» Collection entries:
▬▬▬▬▬▬

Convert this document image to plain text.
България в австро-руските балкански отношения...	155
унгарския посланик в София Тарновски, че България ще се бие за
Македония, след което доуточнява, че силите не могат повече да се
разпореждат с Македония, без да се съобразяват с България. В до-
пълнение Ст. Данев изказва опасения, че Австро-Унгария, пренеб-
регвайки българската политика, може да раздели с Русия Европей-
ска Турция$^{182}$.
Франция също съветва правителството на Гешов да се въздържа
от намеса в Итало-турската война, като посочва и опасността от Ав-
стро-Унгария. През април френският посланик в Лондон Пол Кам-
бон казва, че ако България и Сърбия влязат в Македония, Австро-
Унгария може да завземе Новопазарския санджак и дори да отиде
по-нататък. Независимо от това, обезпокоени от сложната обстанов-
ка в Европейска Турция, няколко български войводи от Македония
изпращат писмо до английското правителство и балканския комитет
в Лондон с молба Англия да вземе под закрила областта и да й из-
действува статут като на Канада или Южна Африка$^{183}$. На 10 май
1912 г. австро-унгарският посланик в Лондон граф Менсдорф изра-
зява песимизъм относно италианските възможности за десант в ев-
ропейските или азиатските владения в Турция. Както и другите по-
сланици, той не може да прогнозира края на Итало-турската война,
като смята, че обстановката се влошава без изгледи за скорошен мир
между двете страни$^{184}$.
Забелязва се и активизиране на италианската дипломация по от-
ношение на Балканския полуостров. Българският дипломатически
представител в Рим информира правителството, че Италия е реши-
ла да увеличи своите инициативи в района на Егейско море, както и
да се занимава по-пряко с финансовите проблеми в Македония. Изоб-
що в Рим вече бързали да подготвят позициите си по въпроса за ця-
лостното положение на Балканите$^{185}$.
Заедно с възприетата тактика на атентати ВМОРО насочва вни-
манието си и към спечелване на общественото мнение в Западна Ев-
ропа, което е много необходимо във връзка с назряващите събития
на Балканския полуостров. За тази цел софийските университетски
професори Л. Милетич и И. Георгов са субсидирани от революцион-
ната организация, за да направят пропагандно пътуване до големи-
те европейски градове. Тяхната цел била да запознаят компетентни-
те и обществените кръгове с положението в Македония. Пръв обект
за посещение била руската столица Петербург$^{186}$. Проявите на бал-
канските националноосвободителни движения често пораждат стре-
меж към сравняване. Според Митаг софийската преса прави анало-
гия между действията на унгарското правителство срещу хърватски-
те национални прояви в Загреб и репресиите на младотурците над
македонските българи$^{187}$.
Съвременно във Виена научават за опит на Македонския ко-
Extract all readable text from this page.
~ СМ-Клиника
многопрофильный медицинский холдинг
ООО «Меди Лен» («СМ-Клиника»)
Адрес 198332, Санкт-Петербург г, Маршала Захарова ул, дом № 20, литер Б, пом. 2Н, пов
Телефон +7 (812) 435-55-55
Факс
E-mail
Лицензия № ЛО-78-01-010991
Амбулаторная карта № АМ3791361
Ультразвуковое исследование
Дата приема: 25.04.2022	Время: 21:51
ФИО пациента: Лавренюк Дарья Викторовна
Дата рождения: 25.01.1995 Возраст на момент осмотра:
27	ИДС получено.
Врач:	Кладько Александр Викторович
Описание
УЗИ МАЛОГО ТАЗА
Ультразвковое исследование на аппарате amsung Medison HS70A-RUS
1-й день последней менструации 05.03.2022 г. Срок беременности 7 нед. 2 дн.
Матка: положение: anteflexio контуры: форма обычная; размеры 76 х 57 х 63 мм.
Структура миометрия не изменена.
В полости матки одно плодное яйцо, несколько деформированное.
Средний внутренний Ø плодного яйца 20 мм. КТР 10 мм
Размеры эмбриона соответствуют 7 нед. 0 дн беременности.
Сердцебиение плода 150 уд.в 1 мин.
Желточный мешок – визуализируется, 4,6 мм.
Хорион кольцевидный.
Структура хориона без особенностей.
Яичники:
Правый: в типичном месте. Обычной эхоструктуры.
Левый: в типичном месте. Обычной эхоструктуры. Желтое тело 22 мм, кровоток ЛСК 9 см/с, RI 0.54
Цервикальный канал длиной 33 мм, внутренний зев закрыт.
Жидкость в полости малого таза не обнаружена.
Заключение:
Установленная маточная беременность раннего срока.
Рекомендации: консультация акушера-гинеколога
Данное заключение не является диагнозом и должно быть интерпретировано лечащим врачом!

▬▬▬▬▬▬

» Requirement:
Please restate the whole listing word for word.

» Exercise answer:
Convert this document image to plain text.
България в австро-руските балкански отношения...	155
унгарския посланик в София Тарновски, че България ще се бие за
Македония, след което доуточнява, че силите не могат повече да се
разпореждат с Македония, без да се съобразяват с България. В до-
пълнение Ст. Данев изказва опасения, че Австро-Унгария, пренеб-
регвайки българската политика, може да раздели с Русия Европей-
ска Турция$^{182}$.
Франция също съветва правителството на Гешов да се въздържа
от намеса в Итало-турската война, като посочва и опасността от Ав-
стро-Унгария. През април френският посланик в Лондон Пол Кам-
бон казва, че ако България и Сърбия влязат в Македония, Австро-
Унгария може да завземе Новопазарския санджак и дори да отиде
по-нататък. Независимо от това, обезпокоени от сложната обстанов-
ка в Европейска Турция, няколко български войводи от Македония
изпращат писмо до английското правителство и балканския комитет
в Лондон с молба Англия да вземе под закрила областта и да й из-
действува статут като на Канада или Южна Африка$^{183}$. На 10 май
1912 г. австро-унгарският посланик в Лондон граф Менсдорф изра-
зява песимизъм относно италианските възможности за десант в ев-
ропейските или азиатските владения в Турция. Както и другите по-
сланици, той не може да прогнозира края на Итало-турската война,
като смята, че обстановката се влошава без изгледи за скорошен мир
между двете страни$^{184}$.
Забелязва се и активизиране на италианската дипломация по от-
ношение на Балканския полуостров. Българският дипломатически
представител в Рим информира правителството, че Италия е реши-
ла да увеличи своите инициативи в района на Егейско море, както и
да се занимава по-пряко с финансовите проблеми в Македония. Изоб-
що в Рим вече бързали да подготвят позициите си по въпроса за ця-
лостното положение на Балканите$^{185}$.
Заедно с възприетата тактика на атентати ВМОРО насочва вни-
манието си и към спечелване на общественото мнение в Западна Ев-
ропа, което е много необходимо във връзка с назряващите събития
на Балканския полуостров. За тази цел софийските университетски
професори Л. Милетич и И. Георгов са субсидирани от революцион-
ната организация, за да направят пропагандно пътуване до големи-
те европейски градове. Тяхната цел била да запознаят компетентни-
те и обществените кръгове с положението в Македония. Пръв обект
за посещение била руската столица Петербург$^{186}$. Проявите на бал-
канските националноосвободителни движения често пораждат стре-
меж към сравняване. Според Митаг софийската преса прави анало-
гия между действията на унгарското правителство срещу хърватски-
те национални прояви в Загреб и репресиите на младотурците над
македонските българи$^{187}$.
Съвременно във Виена научават за опит на Македонския ко-
Extract all readable text from this page.
~ СМ-Клиника
многопрофильный медицинский холдинг
ООО «Меди Лен» («СМ-Клиника»)
Адрес 198332, Санкт-Петербург г, Маршала Захарова ул, дом № 20, литер Б, пом. 2Н, пов
Телефон +7 (812) 435-55-55
Факс
E-mail
Лицензия № ЛО-78-01-010991
Амбулаторная карта № АМ3791361
Ультразвуковое исследование
Дата приема: 25.04.2022	Время: 21:51
ФИО пациента: Лавренюк Дарья Викторовна
Дата рождения: 25.01.1995 Возраст на момент осмотра:
27	ИДС получено.
Врач:	Кладько Александр Викторович
Описание
УЗИ МАЛОГО ТАЗА
Ультразвковое исследование на аппарате amsung Medison HS70A-RUS
1-й день последней менструации 05.03.2022 г. Срок беременности 7 нед. 2 дн.
Матка: положение: anteflexio контуры: форма обычная; размеры 76 х 57 х 63 мм.
Структура миометрия не изменена.
В полости матки одно плодное яйцо, несколько деформированное.
Средний внутренний Ø плодного яйца 20 мм. КТР 10 мм
Размеры эмбриона соответствуют 7 нед. 0 дн беременности.
Сердцебиение плода 150 уд.в 1 мин.
Желточный мешок – визуализируется, 4,6 мм.
Хорион кольцевидный.
Структура хориона без особенностей.
Яичники:
Правый: в типичном месте. Обычной эхоструктуры.
Левый: в типичном месте. Обычной эхоструктуры. Желтое тело 22 мм, кровоток ЛСК 9 см/с, RI 0.54
Цервикальный канал длиной 33 мм, внутренний зев закрыт.
Жидкость в полости малого таза не обнаружена.
Заключение:
Установленная маточная беременность раннего срока.
Рекомендации: консультация акушера-гинеколога
Данное заключение не является диагнозом и должно быть интерпретировано лечащим врачом!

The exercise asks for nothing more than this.